## PAGE TEXT

Out of a total share count of 74.0 million issued shares of Genius Group at August 31, 2023, a total of 54.4 million GNS shares (accounting for 74% of the total share issuance) was reported to be held in broker accounts by investors via DTCC. These 54.4 million GNS shares should have converted to a total of 9.97 million ERL shares. However, as only 32% of GNS shares reportedly held by brokers have been verified, this has resulted in a total of 6.8 million ERL shares out of 16.7 million ERL shares (accounting for 40.9% of all ERL shares) remaining as unallocated.

As of January 9, 2026, the breakdown of ERL shares that qualify for GNS shares are:

ERL Shareholder ERL Shares issued GNS Shares to receive %
Genius Group 749,969 2,249,907 4.5 %
Directors & Officers (Insiders) 3,524,128 10,572,384 21.1 %
Investors (Book Entry - Verified) 2,421,843 7,265,529 14.5 %
Investors (Brokers - Verified) 3,155,748 9,467,244 18.9 %
Discrepancy (Brokers – Unaccounted) 6,814,979 20,444,936 40.9 %
Total 16,666,667 50,000,000 100 %


In July 2025, Genius Group announced the Asset Purchase Agreement transaction with ERL by which the previously spun off ownership of ERL would return to Genius Group with all ERL shareholders receiving three GNS shares for each one ERL share, with a total of 16.7 million ERL shares converting to 50 million GNS shares.

Further to the completion of the APA, ERL has been holding the 50 million GNS shares in restricted form under Rule 144. Further to the Share Count Date of February 13, 2026, ERL will distribute all GNS shares, in book entry form via its Stock Transfer Agent, Vstock Transfer LLC (“Vstock”), to each verified ERL investor. Due to the current discrepancy, 40.9% of these GNS shares cannot be distributed as they have no verified owners, resulting in 20.4 million unallocated GNS shares.

By setting a new Share Count Date of February 13, 2026, the Company now seeks to resolve the discrepancy resulting from the August 2023 share count, and to identify the reasons for the discrepancy. The Company has formally informed the DTCC of the discrepancy and requested a full account of GNS shareholders and GNS shares held in order that the discrepancy can be resolved by that date.

Any investors who held GNS shares at the original Share Count date of August 31, 2023 and who has not claimed their shares through the Company’s verification process can still do so up until the Share Count date of February 13, 2026. If you believe you are one of these investors, complete the verification process by emailing investor@geniusgroup.ai with your details and broker statement from August 31, 2023.

## Data items
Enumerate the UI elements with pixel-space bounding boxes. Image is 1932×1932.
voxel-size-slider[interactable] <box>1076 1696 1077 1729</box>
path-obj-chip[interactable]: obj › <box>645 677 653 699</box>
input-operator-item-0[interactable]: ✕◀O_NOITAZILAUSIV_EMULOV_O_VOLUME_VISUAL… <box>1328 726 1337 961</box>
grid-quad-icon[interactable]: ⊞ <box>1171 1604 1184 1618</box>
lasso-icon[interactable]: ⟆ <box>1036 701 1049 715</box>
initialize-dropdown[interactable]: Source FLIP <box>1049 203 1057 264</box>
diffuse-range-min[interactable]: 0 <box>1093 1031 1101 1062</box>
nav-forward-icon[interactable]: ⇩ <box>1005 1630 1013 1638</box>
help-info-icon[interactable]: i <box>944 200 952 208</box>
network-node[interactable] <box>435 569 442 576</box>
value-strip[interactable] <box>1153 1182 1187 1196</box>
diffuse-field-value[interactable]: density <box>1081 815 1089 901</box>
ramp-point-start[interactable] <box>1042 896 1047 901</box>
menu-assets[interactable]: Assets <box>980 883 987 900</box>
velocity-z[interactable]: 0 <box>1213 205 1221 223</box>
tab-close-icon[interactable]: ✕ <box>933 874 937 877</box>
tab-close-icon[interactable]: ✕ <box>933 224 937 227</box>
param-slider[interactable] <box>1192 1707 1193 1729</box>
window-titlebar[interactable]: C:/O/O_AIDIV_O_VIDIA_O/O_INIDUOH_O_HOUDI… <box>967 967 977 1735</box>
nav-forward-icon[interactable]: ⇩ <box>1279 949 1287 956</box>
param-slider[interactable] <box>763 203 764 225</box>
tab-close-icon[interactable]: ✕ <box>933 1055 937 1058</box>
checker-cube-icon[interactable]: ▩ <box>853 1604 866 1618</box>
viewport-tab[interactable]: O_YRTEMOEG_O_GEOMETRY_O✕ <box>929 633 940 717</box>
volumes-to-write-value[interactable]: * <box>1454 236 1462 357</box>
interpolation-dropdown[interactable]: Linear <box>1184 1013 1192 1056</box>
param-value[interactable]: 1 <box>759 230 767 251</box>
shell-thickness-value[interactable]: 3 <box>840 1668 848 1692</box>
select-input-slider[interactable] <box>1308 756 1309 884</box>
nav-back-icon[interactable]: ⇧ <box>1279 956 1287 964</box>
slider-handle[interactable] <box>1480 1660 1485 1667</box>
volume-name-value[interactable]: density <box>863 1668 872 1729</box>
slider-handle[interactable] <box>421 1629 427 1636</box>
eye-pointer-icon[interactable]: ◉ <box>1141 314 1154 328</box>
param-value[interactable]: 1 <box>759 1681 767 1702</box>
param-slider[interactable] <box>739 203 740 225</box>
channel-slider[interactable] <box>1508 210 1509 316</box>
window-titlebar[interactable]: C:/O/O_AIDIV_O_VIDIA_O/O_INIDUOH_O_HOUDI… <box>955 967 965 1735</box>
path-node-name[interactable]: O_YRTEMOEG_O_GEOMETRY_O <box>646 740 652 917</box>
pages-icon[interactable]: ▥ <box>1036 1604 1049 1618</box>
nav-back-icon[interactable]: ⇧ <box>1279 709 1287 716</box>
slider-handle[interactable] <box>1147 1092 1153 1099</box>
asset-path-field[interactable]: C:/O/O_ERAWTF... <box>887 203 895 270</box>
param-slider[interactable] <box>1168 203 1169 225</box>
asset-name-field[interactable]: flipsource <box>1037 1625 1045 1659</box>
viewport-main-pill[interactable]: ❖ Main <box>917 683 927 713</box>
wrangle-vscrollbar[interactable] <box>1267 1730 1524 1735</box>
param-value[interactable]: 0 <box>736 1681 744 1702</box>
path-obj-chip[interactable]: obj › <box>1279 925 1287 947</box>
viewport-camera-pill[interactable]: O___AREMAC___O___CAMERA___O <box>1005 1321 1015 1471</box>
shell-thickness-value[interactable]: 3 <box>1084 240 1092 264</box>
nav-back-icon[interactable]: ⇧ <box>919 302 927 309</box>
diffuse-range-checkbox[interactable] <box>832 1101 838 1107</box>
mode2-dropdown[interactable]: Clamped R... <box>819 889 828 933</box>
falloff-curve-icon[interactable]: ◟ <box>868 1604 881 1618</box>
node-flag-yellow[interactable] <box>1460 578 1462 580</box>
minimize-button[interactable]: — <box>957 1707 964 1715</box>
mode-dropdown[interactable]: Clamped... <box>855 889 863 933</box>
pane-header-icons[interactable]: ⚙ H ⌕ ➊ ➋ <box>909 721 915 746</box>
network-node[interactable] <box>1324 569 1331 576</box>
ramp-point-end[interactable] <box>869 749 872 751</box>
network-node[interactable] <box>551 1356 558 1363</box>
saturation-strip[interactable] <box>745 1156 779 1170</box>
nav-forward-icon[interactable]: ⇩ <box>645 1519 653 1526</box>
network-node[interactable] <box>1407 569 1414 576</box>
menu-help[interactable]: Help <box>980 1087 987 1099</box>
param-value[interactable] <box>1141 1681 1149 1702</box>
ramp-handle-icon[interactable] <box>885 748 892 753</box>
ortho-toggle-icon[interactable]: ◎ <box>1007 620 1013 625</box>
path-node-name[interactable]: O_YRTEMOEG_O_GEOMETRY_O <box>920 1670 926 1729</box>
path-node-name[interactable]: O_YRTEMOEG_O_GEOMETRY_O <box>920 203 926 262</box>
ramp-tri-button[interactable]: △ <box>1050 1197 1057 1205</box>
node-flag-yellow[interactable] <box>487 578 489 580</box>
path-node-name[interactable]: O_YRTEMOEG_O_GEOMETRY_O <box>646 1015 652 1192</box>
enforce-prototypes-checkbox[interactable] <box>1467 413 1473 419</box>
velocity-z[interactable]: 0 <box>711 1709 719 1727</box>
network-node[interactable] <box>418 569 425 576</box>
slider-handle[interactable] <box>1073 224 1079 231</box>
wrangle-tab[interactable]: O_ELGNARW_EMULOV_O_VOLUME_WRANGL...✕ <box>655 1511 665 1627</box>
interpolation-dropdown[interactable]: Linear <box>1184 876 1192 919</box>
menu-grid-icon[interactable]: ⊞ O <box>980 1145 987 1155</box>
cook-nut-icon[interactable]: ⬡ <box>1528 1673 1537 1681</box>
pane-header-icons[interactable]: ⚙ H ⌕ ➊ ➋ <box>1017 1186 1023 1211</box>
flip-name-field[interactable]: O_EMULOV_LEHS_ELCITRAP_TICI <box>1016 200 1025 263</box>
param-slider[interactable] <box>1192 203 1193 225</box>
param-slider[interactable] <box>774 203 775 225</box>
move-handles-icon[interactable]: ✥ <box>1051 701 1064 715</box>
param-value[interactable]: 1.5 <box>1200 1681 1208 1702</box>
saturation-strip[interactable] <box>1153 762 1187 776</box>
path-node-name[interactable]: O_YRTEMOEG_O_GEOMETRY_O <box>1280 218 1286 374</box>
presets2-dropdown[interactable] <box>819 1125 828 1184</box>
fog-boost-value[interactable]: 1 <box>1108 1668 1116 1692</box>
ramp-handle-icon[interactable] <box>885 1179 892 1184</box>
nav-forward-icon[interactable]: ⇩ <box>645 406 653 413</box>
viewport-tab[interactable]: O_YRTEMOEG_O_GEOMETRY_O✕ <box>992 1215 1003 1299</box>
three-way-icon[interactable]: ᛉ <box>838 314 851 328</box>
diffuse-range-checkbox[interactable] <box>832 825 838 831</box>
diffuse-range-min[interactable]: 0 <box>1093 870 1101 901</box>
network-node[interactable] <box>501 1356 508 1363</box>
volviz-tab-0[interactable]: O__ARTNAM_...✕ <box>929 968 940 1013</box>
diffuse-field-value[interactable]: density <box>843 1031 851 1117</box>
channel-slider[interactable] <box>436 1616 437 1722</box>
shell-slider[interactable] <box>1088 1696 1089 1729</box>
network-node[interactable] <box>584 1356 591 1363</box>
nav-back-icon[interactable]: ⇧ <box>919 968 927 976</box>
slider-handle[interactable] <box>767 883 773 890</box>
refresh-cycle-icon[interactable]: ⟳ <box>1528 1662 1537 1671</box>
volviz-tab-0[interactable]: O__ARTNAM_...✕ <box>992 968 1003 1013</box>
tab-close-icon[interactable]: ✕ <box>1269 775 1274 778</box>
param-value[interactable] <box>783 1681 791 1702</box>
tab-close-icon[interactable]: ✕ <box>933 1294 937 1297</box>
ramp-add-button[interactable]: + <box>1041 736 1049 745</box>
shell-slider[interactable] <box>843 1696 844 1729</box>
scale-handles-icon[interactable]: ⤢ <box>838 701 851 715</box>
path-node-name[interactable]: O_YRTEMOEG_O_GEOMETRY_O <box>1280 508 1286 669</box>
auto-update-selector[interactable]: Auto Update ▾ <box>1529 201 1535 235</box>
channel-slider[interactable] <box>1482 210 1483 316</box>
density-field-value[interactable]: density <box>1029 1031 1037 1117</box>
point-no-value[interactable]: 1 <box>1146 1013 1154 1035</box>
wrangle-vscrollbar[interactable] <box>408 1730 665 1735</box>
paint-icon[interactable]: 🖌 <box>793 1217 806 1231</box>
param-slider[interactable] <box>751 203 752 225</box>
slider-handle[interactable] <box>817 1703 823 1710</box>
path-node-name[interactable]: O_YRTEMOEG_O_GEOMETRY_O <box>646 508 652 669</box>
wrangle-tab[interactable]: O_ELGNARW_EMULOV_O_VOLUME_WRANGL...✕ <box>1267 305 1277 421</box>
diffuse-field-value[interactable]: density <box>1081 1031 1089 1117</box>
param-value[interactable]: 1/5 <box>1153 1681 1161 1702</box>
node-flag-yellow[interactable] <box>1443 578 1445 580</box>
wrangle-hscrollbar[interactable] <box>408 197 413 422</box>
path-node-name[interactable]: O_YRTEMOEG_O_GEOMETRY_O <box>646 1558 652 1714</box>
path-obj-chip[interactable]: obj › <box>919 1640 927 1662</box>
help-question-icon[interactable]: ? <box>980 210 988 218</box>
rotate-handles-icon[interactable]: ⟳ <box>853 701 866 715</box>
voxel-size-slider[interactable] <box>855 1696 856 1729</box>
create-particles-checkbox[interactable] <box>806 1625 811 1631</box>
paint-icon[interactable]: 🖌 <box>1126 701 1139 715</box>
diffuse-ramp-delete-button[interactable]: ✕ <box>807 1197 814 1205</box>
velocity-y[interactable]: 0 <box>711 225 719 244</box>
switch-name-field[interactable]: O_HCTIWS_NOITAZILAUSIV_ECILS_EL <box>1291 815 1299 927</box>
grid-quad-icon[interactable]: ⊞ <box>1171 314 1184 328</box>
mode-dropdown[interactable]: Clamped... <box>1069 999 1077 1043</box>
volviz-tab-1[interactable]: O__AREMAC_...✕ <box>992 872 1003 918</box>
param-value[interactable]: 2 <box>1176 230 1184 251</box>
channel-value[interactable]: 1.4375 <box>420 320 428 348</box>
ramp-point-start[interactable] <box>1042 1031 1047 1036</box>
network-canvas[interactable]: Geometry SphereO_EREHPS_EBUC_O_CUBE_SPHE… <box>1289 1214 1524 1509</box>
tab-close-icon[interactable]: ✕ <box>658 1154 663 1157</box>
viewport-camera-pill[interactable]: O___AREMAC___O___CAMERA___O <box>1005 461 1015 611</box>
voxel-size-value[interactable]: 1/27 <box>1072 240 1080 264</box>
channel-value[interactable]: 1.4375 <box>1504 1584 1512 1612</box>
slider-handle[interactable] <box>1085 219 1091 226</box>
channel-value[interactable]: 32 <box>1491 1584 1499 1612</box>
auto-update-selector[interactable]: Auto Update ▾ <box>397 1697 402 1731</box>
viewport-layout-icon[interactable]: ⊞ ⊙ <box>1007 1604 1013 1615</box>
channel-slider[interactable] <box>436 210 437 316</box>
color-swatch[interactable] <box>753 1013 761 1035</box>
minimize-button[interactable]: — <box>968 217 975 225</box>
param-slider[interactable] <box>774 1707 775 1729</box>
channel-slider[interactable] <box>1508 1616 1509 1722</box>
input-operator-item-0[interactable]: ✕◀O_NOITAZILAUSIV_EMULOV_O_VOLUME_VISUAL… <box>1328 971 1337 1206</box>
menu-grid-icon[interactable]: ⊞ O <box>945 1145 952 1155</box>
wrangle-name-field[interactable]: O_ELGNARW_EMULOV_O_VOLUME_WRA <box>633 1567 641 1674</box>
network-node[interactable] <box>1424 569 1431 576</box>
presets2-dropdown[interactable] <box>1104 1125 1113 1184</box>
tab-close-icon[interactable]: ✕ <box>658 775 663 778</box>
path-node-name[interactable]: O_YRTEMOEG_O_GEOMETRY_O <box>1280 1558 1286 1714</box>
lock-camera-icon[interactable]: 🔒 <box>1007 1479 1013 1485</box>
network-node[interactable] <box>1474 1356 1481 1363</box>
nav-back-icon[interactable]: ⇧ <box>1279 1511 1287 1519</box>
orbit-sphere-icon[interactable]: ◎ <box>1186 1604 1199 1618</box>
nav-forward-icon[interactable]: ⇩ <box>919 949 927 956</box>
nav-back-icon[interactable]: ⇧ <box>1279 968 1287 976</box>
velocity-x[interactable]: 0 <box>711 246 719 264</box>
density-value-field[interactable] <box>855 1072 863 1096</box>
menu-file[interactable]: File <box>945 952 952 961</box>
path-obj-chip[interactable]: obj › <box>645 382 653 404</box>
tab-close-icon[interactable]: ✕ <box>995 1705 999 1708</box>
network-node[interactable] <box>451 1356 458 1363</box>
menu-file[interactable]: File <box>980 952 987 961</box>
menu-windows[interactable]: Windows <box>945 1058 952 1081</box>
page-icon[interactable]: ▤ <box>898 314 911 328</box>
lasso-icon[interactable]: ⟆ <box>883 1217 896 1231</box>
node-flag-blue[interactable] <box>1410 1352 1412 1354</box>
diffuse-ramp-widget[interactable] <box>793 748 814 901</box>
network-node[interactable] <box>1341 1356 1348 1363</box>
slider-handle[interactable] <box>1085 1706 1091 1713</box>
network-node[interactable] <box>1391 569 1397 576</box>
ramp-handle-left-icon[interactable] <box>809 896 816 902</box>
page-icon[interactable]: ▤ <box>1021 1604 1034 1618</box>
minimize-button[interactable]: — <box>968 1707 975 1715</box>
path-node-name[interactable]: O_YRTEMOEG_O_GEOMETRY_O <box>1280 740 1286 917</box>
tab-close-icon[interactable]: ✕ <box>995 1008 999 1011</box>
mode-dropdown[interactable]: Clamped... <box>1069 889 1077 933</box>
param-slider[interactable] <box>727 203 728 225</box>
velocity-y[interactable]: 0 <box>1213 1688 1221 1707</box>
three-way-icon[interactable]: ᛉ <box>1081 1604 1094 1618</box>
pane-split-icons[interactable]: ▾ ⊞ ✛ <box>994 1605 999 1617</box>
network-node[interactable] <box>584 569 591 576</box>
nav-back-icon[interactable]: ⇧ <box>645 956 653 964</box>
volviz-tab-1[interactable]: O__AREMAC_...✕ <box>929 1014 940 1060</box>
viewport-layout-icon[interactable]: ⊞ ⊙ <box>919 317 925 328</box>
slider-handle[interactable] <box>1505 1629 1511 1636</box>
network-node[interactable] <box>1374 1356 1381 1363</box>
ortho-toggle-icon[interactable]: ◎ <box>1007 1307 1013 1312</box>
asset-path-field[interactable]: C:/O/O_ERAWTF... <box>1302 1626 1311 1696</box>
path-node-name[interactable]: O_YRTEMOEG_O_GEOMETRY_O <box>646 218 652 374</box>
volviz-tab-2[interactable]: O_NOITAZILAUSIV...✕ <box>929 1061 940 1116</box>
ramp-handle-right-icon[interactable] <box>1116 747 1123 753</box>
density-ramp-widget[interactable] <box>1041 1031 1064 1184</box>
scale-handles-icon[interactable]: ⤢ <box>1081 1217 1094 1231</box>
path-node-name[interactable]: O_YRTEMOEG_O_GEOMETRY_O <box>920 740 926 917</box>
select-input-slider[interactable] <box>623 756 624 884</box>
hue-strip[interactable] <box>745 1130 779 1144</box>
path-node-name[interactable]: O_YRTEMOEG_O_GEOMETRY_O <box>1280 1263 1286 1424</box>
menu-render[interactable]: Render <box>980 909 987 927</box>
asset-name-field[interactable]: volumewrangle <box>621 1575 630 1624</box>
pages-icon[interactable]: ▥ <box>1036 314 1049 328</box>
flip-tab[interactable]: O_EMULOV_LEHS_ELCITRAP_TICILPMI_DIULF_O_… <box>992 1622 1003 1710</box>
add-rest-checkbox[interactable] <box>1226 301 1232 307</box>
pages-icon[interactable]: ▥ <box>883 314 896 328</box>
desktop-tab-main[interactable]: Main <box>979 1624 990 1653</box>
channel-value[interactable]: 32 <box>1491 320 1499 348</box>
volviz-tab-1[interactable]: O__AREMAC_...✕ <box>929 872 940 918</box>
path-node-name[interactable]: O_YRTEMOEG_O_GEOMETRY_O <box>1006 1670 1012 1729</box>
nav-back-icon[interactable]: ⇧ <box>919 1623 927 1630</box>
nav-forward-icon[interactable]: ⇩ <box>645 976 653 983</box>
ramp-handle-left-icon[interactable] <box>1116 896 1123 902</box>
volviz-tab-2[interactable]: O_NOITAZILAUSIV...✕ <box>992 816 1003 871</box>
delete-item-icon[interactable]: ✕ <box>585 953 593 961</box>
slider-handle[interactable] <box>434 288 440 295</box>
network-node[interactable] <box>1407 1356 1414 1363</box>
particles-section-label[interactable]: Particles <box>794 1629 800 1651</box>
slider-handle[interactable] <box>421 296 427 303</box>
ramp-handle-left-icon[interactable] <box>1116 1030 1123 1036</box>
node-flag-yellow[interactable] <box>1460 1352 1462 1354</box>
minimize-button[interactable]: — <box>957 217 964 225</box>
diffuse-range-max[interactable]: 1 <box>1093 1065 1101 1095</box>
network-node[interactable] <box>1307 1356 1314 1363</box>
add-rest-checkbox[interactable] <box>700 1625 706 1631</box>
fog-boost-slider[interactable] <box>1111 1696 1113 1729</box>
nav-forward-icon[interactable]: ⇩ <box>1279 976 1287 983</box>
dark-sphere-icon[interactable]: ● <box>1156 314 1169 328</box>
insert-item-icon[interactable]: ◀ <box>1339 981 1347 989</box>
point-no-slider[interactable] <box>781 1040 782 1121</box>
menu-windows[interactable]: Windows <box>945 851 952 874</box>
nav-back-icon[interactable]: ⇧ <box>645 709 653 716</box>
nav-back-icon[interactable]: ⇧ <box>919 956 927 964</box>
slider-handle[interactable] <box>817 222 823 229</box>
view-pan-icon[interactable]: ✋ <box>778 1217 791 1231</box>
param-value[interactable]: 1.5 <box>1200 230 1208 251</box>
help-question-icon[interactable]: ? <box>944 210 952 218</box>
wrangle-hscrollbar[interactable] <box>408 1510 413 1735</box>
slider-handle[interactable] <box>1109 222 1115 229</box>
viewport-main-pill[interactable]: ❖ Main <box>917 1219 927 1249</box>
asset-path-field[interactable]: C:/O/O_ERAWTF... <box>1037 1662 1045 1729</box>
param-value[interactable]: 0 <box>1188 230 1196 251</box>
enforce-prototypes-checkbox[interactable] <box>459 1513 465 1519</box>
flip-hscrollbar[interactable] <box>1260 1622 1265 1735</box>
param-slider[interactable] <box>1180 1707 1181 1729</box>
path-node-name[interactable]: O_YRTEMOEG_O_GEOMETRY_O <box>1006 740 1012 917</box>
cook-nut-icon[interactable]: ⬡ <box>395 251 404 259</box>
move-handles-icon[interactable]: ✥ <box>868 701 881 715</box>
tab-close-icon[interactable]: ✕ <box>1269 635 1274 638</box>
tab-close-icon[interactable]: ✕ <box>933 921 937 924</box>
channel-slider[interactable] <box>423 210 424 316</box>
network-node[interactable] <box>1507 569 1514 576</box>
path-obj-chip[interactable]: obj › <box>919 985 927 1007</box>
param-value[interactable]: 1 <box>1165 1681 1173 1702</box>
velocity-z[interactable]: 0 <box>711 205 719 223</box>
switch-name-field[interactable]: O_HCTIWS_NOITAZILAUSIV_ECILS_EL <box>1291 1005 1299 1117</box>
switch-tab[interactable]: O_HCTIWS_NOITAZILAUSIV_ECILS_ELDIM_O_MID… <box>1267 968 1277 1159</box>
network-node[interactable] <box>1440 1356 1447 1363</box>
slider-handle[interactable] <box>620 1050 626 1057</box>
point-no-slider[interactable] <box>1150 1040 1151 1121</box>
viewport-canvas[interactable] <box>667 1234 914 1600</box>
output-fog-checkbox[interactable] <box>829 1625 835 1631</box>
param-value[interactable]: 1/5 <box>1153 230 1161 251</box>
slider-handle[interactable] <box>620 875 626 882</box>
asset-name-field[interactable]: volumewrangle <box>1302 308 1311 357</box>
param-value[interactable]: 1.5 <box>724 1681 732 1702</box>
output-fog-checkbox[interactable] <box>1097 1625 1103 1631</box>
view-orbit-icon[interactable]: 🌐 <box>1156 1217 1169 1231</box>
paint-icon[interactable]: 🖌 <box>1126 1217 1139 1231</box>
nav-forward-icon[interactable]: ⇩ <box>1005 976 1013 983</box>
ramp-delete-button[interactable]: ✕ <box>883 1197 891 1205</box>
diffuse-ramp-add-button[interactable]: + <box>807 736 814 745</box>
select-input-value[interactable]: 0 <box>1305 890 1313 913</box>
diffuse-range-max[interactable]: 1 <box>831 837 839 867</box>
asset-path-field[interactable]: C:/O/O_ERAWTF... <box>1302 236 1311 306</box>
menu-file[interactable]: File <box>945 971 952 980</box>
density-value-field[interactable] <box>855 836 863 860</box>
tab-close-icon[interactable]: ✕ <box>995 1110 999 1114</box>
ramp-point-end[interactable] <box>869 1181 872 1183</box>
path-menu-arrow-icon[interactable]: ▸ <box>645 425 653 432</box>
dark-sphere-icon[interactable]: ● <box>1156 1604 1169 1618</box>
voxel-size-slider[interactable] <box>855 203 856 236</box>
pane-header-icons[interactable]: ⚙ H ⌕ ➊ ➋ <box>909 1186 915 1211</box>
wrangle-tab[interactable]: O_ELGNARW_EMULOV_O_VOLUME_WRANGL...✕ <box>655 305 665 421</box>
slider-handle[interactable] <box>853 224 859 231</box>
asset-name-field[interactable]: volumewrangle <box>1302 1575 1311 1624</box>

## REQUIREMENTS
- A) In the text on the ERL share discrepancy, write out the passage starting at "In July 2025, Genius" and ending at "unallocated GNS shares.", replacing "Stock Transfer Agent" with "transfer agent".
- B) According to the text on the ERL share discrepancy, how many GNS shares do ERL shareholders receive for each ERL share under the Asset Purchase Agreement?
The data items are separate material and are not connected to the text on the ERL share discrepancy.

## TASK-BY-TASK OUTPUTS
- A)
In July 2025, Genius Group announced the Asset Purchase Agreement transaction with ERL by which the previously spun off ownership of ERL would return to Genius Group with all ERL shareholders receiving three GNS shares for each one ERL share, with a total of 16.7 million ERL shares converting to 50 million GNS shares.

Further to the completion of the APA, ERL has been holding the 50 million GNS shares in restricted form under Rule 144. Further to the Share Count Date of February 13, 2026, ERL will distribute all GNS shares, in book entry form via its transfer agent, Vstock Transfer LLC (“Vstock”), to each verified ERL investor. Due to the current discrepancy, 40.9% of these GNS shares cannot be distributed as they have no verified owners, resulting in 20.4 million unallocated GNS shares.

- B) Three GNS shares for each ERL share.